La dette grecque et celle des autres pays de l’UE sont des bombes à retardement dans les fondations de l’Europe capitaliste. D’après une étude de la holding japonaise Homura Holding, une faillite de l’Etat grec se solderait par 200 milliards d’euros de pertes, pour les banques. Et dans l’hypothèse d’une restructuration des dettes publiques de la Grèce, du Portugal, de l’Italie et de l’Espagne, les pertes totales s’élèveraient à 900 milliards de dollars.

Dans ce contexte, l’Union Européenne et d’autres institutions du capitalisme international travaillent à un plan de « faillite contrôlée » de la Grèce. Bien sûr, cela signifie qu’ils essayeront de « contrôler » les pertes des banques – au prix de coupes, d’attaques et de licenciements « incontrôlés » pour la masse de la population grecque.

(Listes de coordonnées des boîtes)

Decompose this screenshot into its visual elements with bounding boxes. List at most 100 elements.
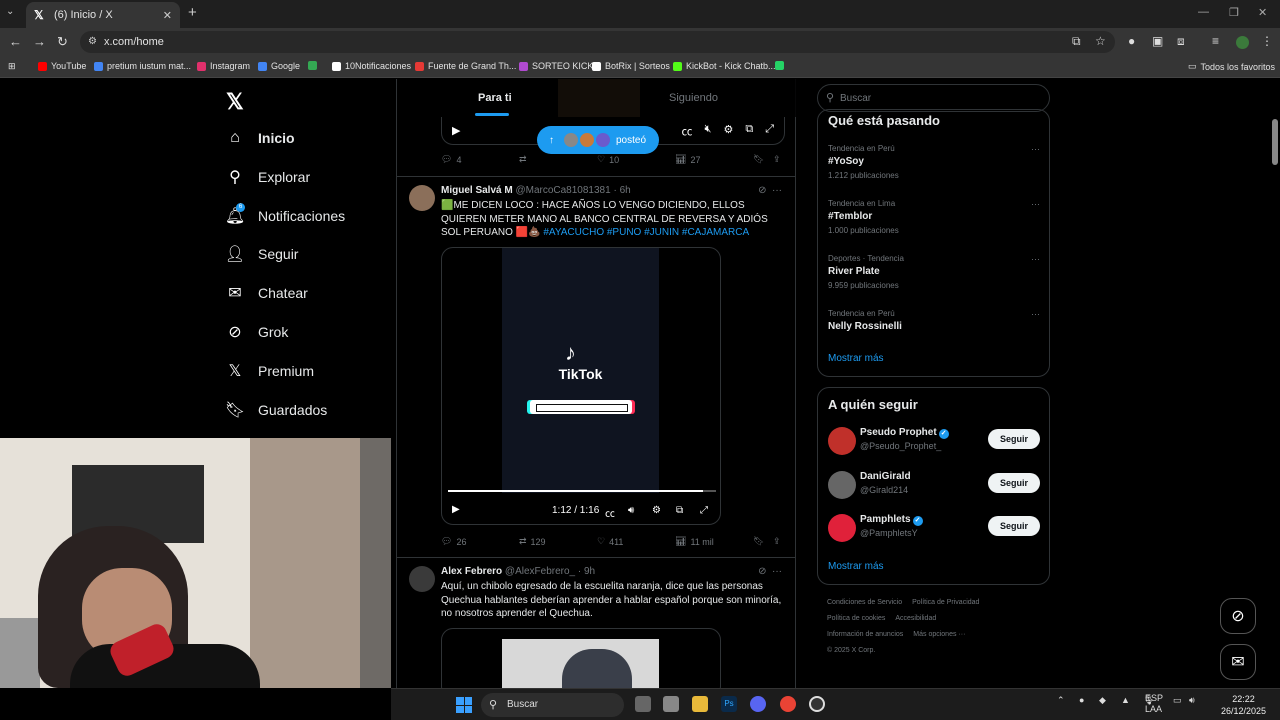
bookmark-item[interactable]: Instagram	[197, 61, 250, 71]
obs-icon[interactable]	[809, 696, 825, 712]
footer-link[interactable]: © 2025 X Corp.	[827, 647, 875, 654]
suggestion-name[interactable]: Pamphlets ✓	[860, 514, 923, 526]
post-hashtags[interactable]: #AYACUCHO #PUNO #JUNIN #CAJAMARCA	[543, 227, 749, 238]
bookmark-item[interactable]: Fuente de Grand Th...	[415, 61, 516, 71]
grok-post-icon[interactable]: ⊘ ···	[758, 566, 782, 577]
apps-icon[interactable]: ⊞	[8, 61, 16, 72]
video-player[interactable]: ♪ TikTok ▶ 1:12 / 1:16 ㏄ 🔊︎ ⚙ ⧉ ⤢	[441, 247, 721, 525]
fullscreen-icon[interactable]: ⤢	[765, 123, 774, 139]
reload-icon[interactable]: ↻	[57, 34, 68, 50]
bookmark-item[interactable]: KickBot - Kick Chatb...	[673, 61, 776, 71]
avatar[interactable]	[409, 566, 435, 592]
avatar[interactable]	[409, 185, 435, 211]
more-options-icon[interactable]: ···	[1031, 199, 1040, 209]
footer-link[interactable]: Accesibilidad	[895, 615, 936, 622]
nav-item-notificaciones[interactable]: 🔔︎ 6 Notificaciones	[225, 202, 345, 225]
language-indicator[interactable]: ESP LAA	[1145, 693, 1163, 715]
all-bookmarks[interactable]: ▭ Todos los favoritos	[1188, 61, 1275, 72]
page-scrollbar[interactable]	[1272, 119, 1278, 165]
bookmark-item[interactable]: YouTube	[38, 61, 86, 71]
nav-item-inicio[interactable]: ⌂ Inicio	[226, 129, 294, 147]
who-show-more[interactable]: Mostrar más	[828, 561, 884, 572]
like-button[interactable]: ♡ 411	[597, 536, 623, 547]
bookmark-button[interactable]: 🔖︎	[753, 536, 764, 547]
nav-item-premium[interactable]: 𝕏 Premium	[226, 362, 314, 380]
views-button[interactable]: 📊︎ 27	[675, 154, 700, 165]
menu-icon[interactable]: ⋮	[1261, 34, 1273, 48]
post-image[interactable]	[441, 628, 721, 688]
post-time[interactable]: · 9h	[578, 566, 595, 577]
author-name[interactable]: Alex Febrero	[441, 566, 502, 577]
play-icon[interactable]: ▶	[452, 124, 460, 137]
windows-start-icon[interactable]	[456, 697, 472, 713]
video-progress[interactable]	[448, 490, 716, 492]
tray-app-icon[interactable]: ●	[1079, 695, 1084, 705]
like-button[interactable]: ♡ 10	[597, 154, 619, 165]
puzzle-icon[interactable]: ⧈	[1177, 34, 1185, 49]
network-icon[interactable]: ▭	[1173, 695, 1182, 706]
star-icon[interactable]: ☆	[1095, 34, 1106, 48]
volume-icon[interactable]: 🔊︎	[628, 505, 634, 516]
bookmark-item[interactable]: pretium iustum mat...	[94, 61, 191, 71]
views-button[interactable]: 📊︎ 11 mil	[675, 536, 714, 547]
bookmark-item[interactable]: 10Notificaciones	[332, 61, 411, 71]
app-icon[interactable]	[663, 696, 679, 712]
follow-suggestion[interactable]: DaniGirald @Girald214 Seguir	[828, 470, 1040, 501]
trend-item[interactable]: Deportes · Tendencia River Plate 9.959 pub…	[828, 254, 1040, 290]
volume-icon[interactable]: 🔊︎	[1189, 695, 1195, 706]
popout-icon[interactable]: ⧉	[745, 123, 753, 139]
share-button[interactable]: ⇪	[773, 154, 781, 165]
bookmark-item[interactable]: BotRix | Sorteos	[592, 61, 670, 71]
fullscreen-icon[interactable]: ⤢	[700, 505, 708, 516]
settings-icon[interactable]: ⚙	[723, 123, 733, 139]
restore-icon[interactable]: ❐	[1229, 6, 1239, 19]
footer-link[interactable]: Más opciones ···	[913, 631, 965, 638]
grok-post-icon[interactable]: ⊘ ···	[758, 185, 782, 196]
media-icon[interactable]: ≡	[1212, 34, 1219, 48]
settings-icon[interactable]: ⚙	[652, 505, 661, 516]
bookmark-item[interactable]	[775, 61, 784, 70]
suggestion-name[interactable]: Pseudo Prophet ✓	[860, 427, 949, 439]
task-view-icon[interactable]	[635, 696, 651, 712]
play-icon[interactable]: ▶	[452, 504, 460, 515]
x-logo-icon[interactable]: 𝕏	[226, 89, 244, 115]
file-explorer-icon[interactable]	[692, 696, 708, 712]
nav-item-seguir[interactable]: 👤︎ Seguir	[225, 245, 299, 263]
bookmark-item[interactable]: Google	[258, 61, 300, 71]
bookmark-item[interactable]	[308, 61, 317, 70]
follow-button[interactable]: Seguir	[988, 429, 1040, 449]
footer-link[interactable]: Política de Privacidad	[912, 599, 979, 606]
share-button[interactable]: ⇪	[773, 536, 781, 547]
post-time[interactable]: · 6h	[613, 185, 630, 196]
new-tab-icon[interactable]: +	[188, 4, 197, 21]
avatar[interactable]	[828, 427, 856, 455]
profile-avatar[interactable]	[1236, 36, 1249, 49]
reply-button[interactable]: 💬︎ 4	[441, 154, 461, 165]
clock[interactable]: 22:22 26/12/2025	[1221, 693, 1266, 717]
more-options-icon[interactable]: ···	[1031, 144, 1040, 154]
author-name[interactable]: Miguel Salvá M	[441, 185, 513, 196]
avatar[interactable]	[828, 514, 856, 542]
bookmark-button[interactable]: 🔖︎	[753, 154, 764, 165]
follow-button[interactable]: Seguir	[988, 472, 1040, 493]
discord-icon[interactable]	[750, 696, 766, 712]
cast-icon[interactable]: ⧉	[1072, 34, 1081, 49]
site-info-icon[interactable]: ⚙	[88, 36, 97, 47]
follow-suggestion[interactable]: Pamphlets ✓ @PamphletsY Seguir	[828, 514, 1040, 544]
back-icon[interactable]: ←	[9, 34, 22, 49]
wallet-icon[interactable]: ▣	[1152, 34, 1163, 48]
more-options-icon[interactable]: ···	[1031, 254, 1040, 264]
messages-fab-icon[interactable]: ✉	[1220, 644, 1256, 680]
trend-item[interactable]: Tendencia en Perú Nelly Rossinelli ···	[828, 309, 1040, 332]
chrome-icon[interactable]	[780, 696, 796, 712]
follow-suggestion[interactable]: Pseudo Prophet ✓ @Pseudo_Prophet_ Seguir	[828, 427, 1040, 457]
more-options-icon[interactable]: ···	[1031, 309, 1040, 319]
popout-icon[interactable]: ⧉	[676, 505, 683, 516]
search-input[interactable]: ⚲ Buscar	[817, 84, 1050, 112]
captions-icon[interactable]: ㏄	[682, 123, 693, 139]
close-tab-icon[interactable]: ✕	[163, 9, 172, 22]
repost-button[interactable]: ⇄ 129	[519, 536, 546, 547]
tab-para-ti[interactable]: Para ti	[478, 92, 512, 104]
new-posts-pill[interactable]: ↑ posteó	[537, 126, 659, 154]
tray-app-icon[interactable]: ▲	[1121, 695, 1130, 705]
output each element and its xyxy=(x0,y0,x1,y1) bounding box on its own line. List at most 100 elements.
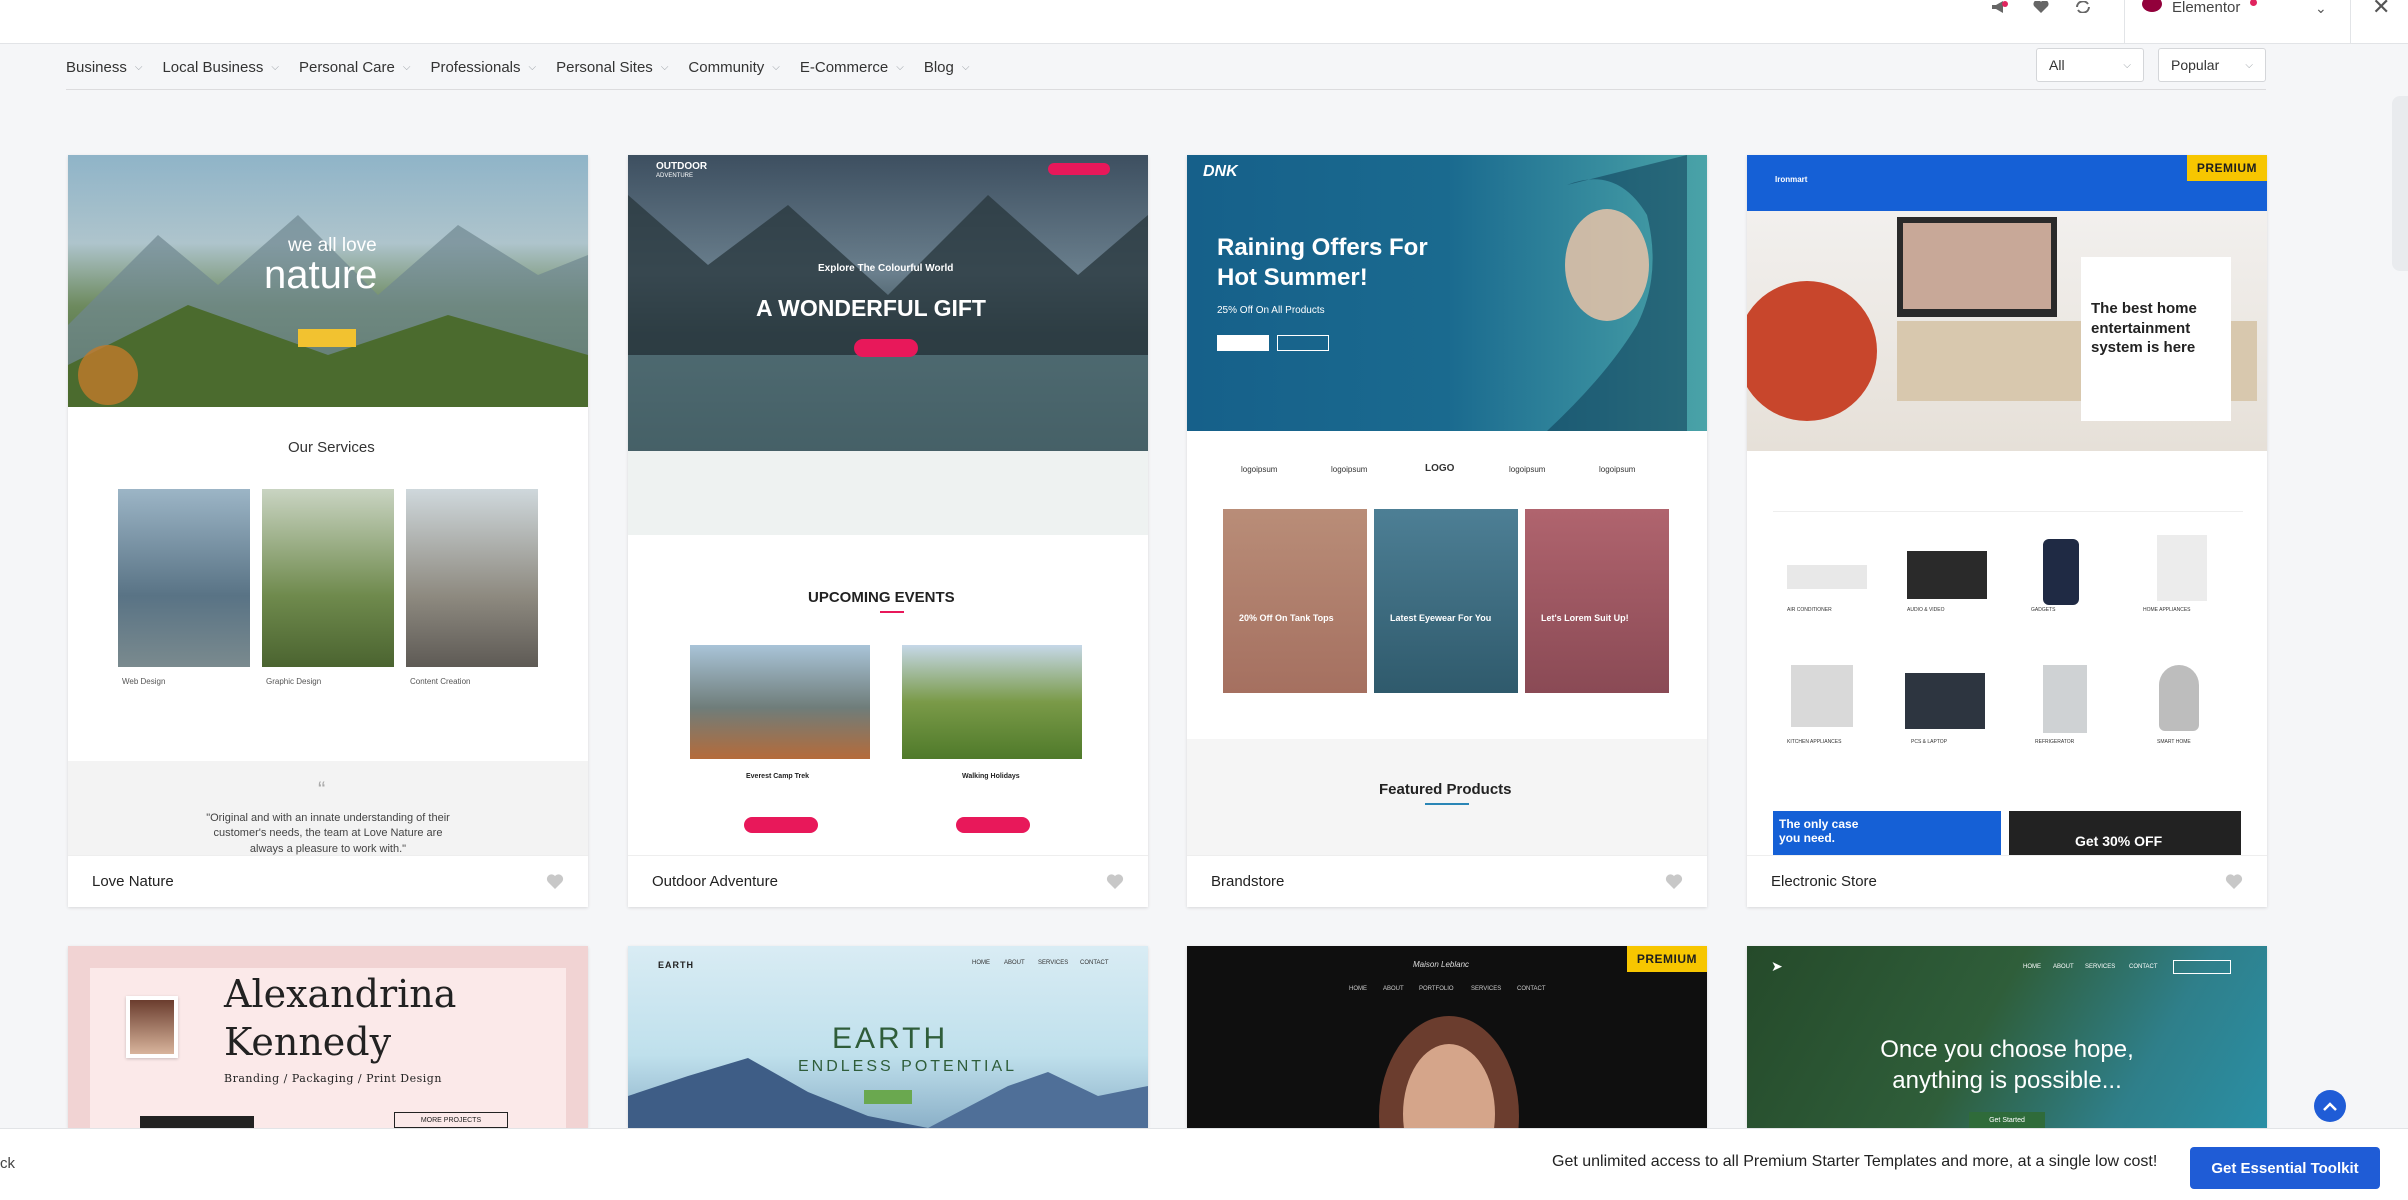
card-caption: Electronic Store xyxy=(1747,855,2267,907)
template-card-electronic-store[interactable]: Ironmart The best home entertainment sys… xyxy=(1747,155,2267,907)
service-label: Content Creation xyxy=(410,677,471,686)
template-preview[interactable]: we all love nature Our Services Web Desi… xyxy=(68,155,588,855)
service-image xyxy=(406,489,538,667)
hero-title: nature xyxy=(264,253,378,297)
template-preview[interactable]: Ironmart The best home entertainment sys… xyxy=(1747,155,2267,855)
chevron-down-icon: ⌵ xyxy=(772,61,780,73)
template-preview[interactable]: Alexandrina Kennedy Branding / Packaging… xyxy=(68,946,588,1128)
nav-label: Personal Care xyxy=(298,58,395,76)
nav-item-business[interactable]: Business ⌵ xyxy=(66,59,142,76)
partner-logo: LOGO xyxy=(1425,463,1455,474)
product-image xyxy=(2159,665,2199,731)
nav-label: Local Business xyxy=(162,58,264,76)
mountains-graphic xyxy=(628,1058,1148,1128)
quote-icon: “ xyxy=(318,777,326,802)
section-divider xyxy=(1425,803,1469,805)
testimonial-section: “ "Original and with an innate understan… xyxy=(68,761,588,855)
hero-title: Alexandrina xyxy=(224,972,457,1016)
chevron-up-icon xyxy=(2323,1102,2337,1111)
scroll-to-top-button[interactable] xyxy=(2314,1090,2346,1122)
hero-image: OUTDOOR ADVENTURE Explore The Colourful … xyxy=(628,155,1148,451)
template-name: Love Nature xyxy=(92,873,174,890)
promo-text: The only case you need. xyxy=(1779,817,1859,846)
nav-item-e-commerce[interactable]: E-Commerce ⌵ xyxy=(800,59,904,76)
nav-item-blog[interactable]: Blog ⌵ xyxy=(924,59,970,76)
chevron-down-icon: ⌵ xyxy=(134,61,143,73)
service-label: Web Design xyxy=(122,677,166,686)
hero-subtitle: Branding / Packaging / Print Design xyxy=(224,1072,442,1085)
hero-image: DNK Raining Offers For Hot Summer! 25% O… xyxy=(1187,155,1707,431)
nav-label: E-Commerce xyxy=(799,58,889,76)
template-card-outdoor-adventure[interactable]: OUTDOOR ADVENTURE Explore The Colourful … xyxy=(628,155,1148,907)
template-preview[interactable]: OUTDOOR ADVENTURE Explore The Colourful … xyxy=(628,155,1148,855)
heart-icon[interactable] xyxy=(1106,873,1124,890)
hero-subtitle: 25% Off On All Products xyxy=(1217,305,1325,316)
upgrade-message: Get unlimited access to all Premium Star… xyxy=(1552,1153,2158,1170)
section-title: Our Services xyxy=(288,439,375,456)
avatar xyxy=(126,996,178,1058)
event-title: Everest Camp Trek xyxy=(746,773,810,780)
partner-logo: logoipsum xyxy=(1241,465,1278,474)
template-preview[interactable]: DNK Raining Offers For Hot Summer! 25% O… xyxy=(1187,155,1707,855)
template-card-alexandrina-kennedy[interactable]: Alexandrina Kennedy Branding / Packaging… xyxy=(68,946,588,1128)
hero-title: The best home entertainment system is he… xyxy=(2091,300,2197,356)
chevron-down-icon: ⌵ xyxy=(271,61,279,73)
heart-icon[interactable] xyxy=(2032,1,2050,13)
promo-image xyxy=(1525,509,1669,693)
hero-title: A WONDERFUL GIFT xyxy=(756,295,986,321)
premium-badge: PREMIUM xyxy=(2186,155,2267,181)
template-preview[interactable]: ➤ HOME ABOUT SERVICES CONTACT Once you c… xyxy=(1747,946,2267,1128)
nav-item-personal-care[interactable]: Personal Care ⌵ xyxy=(299,59,410,76)
category-label: SMART HOME xyxy=(2157,739,2191,745)
product-image xyxy=(1905,673,1985,729)
heart-icon[interactable] xyxy=(1665,873,1683,890)
sort-filter-select[interactable]: Popular ⌵ xyxy=(2158,48,2266,82)
service-image xyxy=(118,489,250,667)
testimonial-text: "Original and with an innate understandi… xyxy=(206,812,450,855)
card-caption: Brandstore xyxy=(1187,855,1707,907)
template-card-brandstore[interactable]: DNK Raining Offers For Hot Summer! 25% O… xyxy=(1187,155,1707,907)
type-filter-select[interactable]: All ⌵ xyxy=(2036,48,2144,82)
template-preview[interactable]: Maison Leblanc HOME ABOUT PORTFOLIO SERV… xyxy=(1187,946,1707,1128)
category-label: AIR CONDITIONER xyxy=(1787,607,1832,613)
template-card-earth[interactable]: EARTH HOME ABOUT SERVICES CONTACT EARTH … xyxy=(628,946,1148,1128)
megaphone-icon[interactable] xyxy=(1990,1,2008,13)
heart-icon[interactable] xyxy=(546,873,564,890)
chevron-down-icon[interactable]: ⌄ xyxy=(2315,0,2327,17)
event-button xyxy=(956,817,1030,833)
portrait-graphic xyxy=(1379,1016,1519,1128)
event-button xyxy=(744,817,818,833)
template-card-hope[interactable]: ➤ HOME ABOUT SERVICES CONTACT Once you c… xyxy=(1747,946,2267,1128)
card-caption: Outdoor Adventure xyxy=(628,855,1148,907)
divider xyxy=(1773,511,2243,512)
heart-icon[interactable] xyxy=(2225,873,2243,890)
nav-item-community[interactable]: Community ⌵ xyxy=(688,59,779,76)
card-caption: Love Nature xyxy=(68,855,588,907)
page-builder-select[interactable]: Elementor xyxy=(2142,0,2258,16)
nav-item-local-business[interactable]: Local Business ⌵ xyxy=(162,59,279,76)
top-bar-icons xyxy=(1990,0,2092,14)
avatar-image xyxy=(130,1000,174,1054)
top-bar: Elementor ⌄ ✕ xyxy=(0,0,2408,44)
hero-button-label: Get Started xyxy=(1989,1116,2025,1124)
hero-button xyxy=(298,329,356,347)
side-widget[interactable] xyxy=(2392,96,2408,271)
template-card-love-nature[interactable]: we all love nature Our Services Web Desi… xyxy=(68,155,588,907)
refresh-icon[interactable] xyxy=(2074,1,2092,13)
promo-title: Latest Eyewear For You xyxy=(1390,613,1492,623)
close-icon[interactable]: ✕ xyxy=(2372,0,2390,20)
template-card-makeup-artist[interactable]: Maison Leblanc HOME ABOUT PORTFOLIO SERV… xyxy=(1187,946,1707,1128)
category-label: AUDIO & VIDEO xyxy=(1907,607,1945,613)
template-preview[interactable]: EARTH HOME ABOUT SERVICES CONTACT EARTH … xyxy=(628,946,1148,1128)
brand-logo: Ironmart xyxy=(1775,175,1808,184)
nav-item-personal-sites[interactable]: Personal Sites ⌵ xyxy=(556,59,668,76)
nav-item-professionals[interactable]: Professionals ⌵ xyxy=(430,59,536,76)
brand-logo: OUTDOOR xyxy=(656,161,708,172)
nav-label: Personal Sites xyxy=(556,58,653,76)
partner-logo: logoipsum xyxy=(1331,465,1368,474)
service-image xyxy=(262,489,394,667)
back-link[interactable]: ck xyxy=(0,1155,15,1172)
get-essential-toolkit-button[interactable]: Get Essential Toolkit xyxy=(2190,1147,2380,1189)
category-nav: Business ⌵ Local Business ⌵ Personal Care ⌵… xyxy=(66,46,2266,88)
hero-button: MORE PROJECTS xyxy=(394,1112,508,1128)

Énoncé:
Recopiez à l'identique le passage de l'extrait sur la dette grecque situé entre « Dans ce contexte, l’Union » et « la population grecque. », ces deux bornes comprises. Ces données forment un ensemble à part, indépendant de l'extrait.

Réponse:
Dans ce contexte, l’Union Européenne et d’autres institutions du capitalisme international travaillent à un plan de « faillite contrôlée » de la Grèce. Bien sûr, cela signifie qu’ils essayeront de « contrôler » les pertes des banques – au prix de coupes, d’attaques et de licenciements « incontrôlés » pour la masse de la population grecque.